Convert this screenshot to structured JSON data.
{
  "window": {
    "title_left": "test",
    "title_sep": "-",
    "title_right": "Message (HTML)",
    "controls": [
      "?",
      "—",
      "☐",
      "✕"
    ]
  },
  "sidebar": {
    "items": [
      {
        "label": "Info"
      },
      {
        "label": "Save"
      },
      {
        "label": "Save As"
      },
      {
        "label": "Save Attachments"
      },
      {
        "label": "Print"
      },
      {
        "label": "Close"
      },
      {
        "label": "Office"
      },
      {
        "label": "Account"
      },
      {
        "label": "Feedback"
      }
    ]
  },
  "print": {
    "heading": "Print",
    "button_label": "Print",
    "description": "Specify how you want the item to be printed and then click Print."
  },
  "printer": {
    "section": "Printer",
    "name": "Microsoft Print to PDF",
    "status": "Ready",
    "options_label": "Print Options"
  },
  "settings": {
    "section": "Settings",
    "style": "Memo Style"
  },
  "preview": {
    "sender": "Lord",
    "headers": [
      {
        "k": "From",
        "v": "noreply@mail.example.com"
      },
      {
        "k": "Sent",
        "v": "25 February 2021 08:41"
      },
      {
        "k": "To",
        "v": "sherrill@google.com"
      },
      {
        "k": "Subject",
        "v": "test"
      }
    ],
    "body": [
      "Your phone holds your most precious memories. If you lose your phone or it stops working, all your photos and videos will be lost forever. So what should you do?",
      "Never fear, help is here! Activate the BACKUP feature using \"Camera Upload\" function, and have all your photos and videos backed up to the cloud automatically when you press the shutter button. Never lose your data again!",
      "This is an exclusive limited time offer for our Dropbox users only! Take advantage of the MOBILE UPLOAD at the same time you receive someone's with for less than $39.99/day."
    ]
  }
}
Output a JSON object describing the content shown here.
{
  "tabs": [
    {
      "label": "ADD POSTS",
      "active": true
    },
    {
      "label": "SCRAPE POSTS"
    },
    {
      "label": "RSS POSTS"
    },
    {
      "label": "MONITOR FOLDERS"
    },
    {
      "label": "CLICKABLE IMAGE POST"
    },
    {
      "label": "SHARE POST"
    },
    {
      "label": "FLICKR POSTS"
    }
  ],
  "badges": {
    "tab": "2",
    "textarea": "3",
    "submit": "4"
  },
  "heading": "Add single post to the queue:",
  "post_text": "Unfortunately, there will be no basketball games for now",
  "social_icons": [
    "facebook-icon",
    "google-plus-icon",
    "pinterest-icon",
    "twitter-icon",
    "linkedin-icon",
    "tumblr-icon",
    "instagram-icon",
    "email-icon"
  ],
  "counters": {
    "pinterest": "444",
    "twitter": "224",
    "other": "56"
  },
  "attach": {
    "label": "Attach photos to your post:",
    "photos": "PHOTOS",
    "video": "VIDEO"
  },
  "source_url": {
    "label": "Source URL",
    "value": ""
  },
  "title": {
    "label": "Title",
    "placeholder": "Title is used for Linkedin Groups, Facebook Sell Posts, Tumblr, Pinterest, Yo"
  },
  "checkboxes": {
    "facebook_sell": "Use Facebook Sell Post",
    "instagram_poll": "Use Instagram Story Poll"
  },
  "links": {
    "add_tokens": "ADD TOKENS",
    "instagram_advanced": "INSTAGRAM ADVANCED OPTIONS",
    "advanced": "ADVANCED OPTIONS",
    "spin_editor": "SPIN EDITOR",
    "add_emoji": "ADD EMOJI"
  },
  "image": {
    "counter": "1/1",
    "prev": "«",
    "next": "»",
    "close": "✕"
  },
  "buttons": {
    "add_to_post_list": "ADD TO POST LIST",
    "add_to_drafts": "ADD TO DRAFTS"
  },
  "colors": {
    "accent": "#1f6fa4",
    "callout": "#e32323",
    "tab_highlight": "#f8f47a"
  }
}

What to do
Output the lines above verbatim and in full.

Full output
Convert this screenshot to structured JSON data.
{
  "window": {
    "title_left": "test",
    "title_sep": "-",
    "title_right": "Message (HTML)",
    "controls": [
      "?",
      "—",
      "☐",
      "✕"
    ]
  },
  "sidebar": {
    "items": [
      {
        "label": "Info"
      },
      {
        "label": "Save"
      },
      {
        "label": "Save As"
      },
      {
        "label": "Save Attachments"
      },
      {
        "label": "Print"
      },
      {
        "label": "Close"
      },
      {
        "label": "Office"
      },
      {
        "label": "Account"
      },
      {
        "label": "Feedback"
      }
    ]
  },
  "print": {
    "heading": "Print",
    "button_label": "Print",
    "description": "Specify how you want the item to be printed and then click Print."
  },
  "printer": {
    "section": "Printer",
    "name": "Microsoft Print to PDF",
    "status": "Ready",
    "options_label": "Print Options"
  },
  "settings": {
    "section": "Settings",
    "style": "Memo Style"
  },
  "preview": {
    "sender": "Lord",
    "headers": [
      {
        "k": "From",
        "v": "noreply@mail.example.com"
      },
      {
        "k": "Sent",
        "v": "25 February 2021 08:41"
      },
      {
        "k": "To",
        "v": "sherrill@google.com"
      },
      {
        "k": "Subject",
        "v": "test"
      }
    ],
    "body": [
      "Your phone holds your most precious memories. If you lose your phone or it stops working, all your photos and videos will be lost forever. So what should you do?",
      "Never fear, help is here! Activate the BACKUP feature using \"Camera Upload\" function, and have all your photos and videos backed up to the cloud automatically when you press the shutter button. Never lose your data again!",
      "This is an exclusive limited time offer for our Dropbox users only! Take advantage of the MOBILE UPLOAD at the same time you receive someone's with for less than $39.99/day."
    ]
  }
}
Output a JSON object describing the content shown here.
{
  "tabs": [
    {
      "label": "ADD POSTS",
      "active": true
    },
    {
      "label": "SCRAPE POSTS"
    },
    {
      "label": "RSS POSTS"
    },
    {
      "label": "MONITOR FOLDERS"
    },
    {
      "label": "CLICKABLE IMAGE POST"
    },
    {
      "label": "SHARE POST"
    },
    {
      "label": "FLICKR POSTS"
    }
  ],
  "badges": {
    "tab": "2",
    "textarea": "3",
    "submit": "4"
  },
  "heading": "Add single post to the queue:",
  "post_text": "Unfortunately, there will be no basketball games for now",
  "social_icons": [
    "facebook-icon",
    "google-plus-icon",
    "pinterest-icon",
    "twitter-icon",
    "linkedin-icon",
    "tumblr-icon",
    "instagram-icon",
    "email-icon"
  ],
  "counters": {
    "pinterest": "444",
    "twitter": "224",
    "other": "56"
  },
  "attach": {
    "label": "Attach photos to your post:",
    "photos": "PHOTOS",
    "video": "VIDEO"
  },
  "source_url": {
    "label": "Source URL",
    "value": ""
  },
  "title": {
    "label": "Title",
    "placeholder": "Title is used for Linkedin Groups, Facebook Sell Posts, Tumblr, Pinterest, Yo"
  },
  "checkboxes": {
    "facebook_sell": "Use Facebook Sell Post",
    "instagram_poll": "Use Instagram Story Poll"
  },
  "links": {
    "add_tokens": "ADD TOKENS",
    "instagram_advanced": "INSTAGRAM ADVANCED OPTIONS",
    "advanced": "ADVANCED OPTIONS",
    "spin_editor": "SPIN EDITOR",
    "add_emoji": "ADD EMOJI"
  },
  "image": {
    "counter": "1/1",
    "prev": "«",
    "next": "»",
    "close": "✕"
  },
  "buttons": {
    "add_to_post_list": "ADD TO POST LIST",
    "add_to_drafts": "ADD TO DRAFTS"
  },
  "colors": {
    "accent": "#1f6fa4",
    "callout": "#e32323",
    "tab_highlight": "#f8f47a"
  }
}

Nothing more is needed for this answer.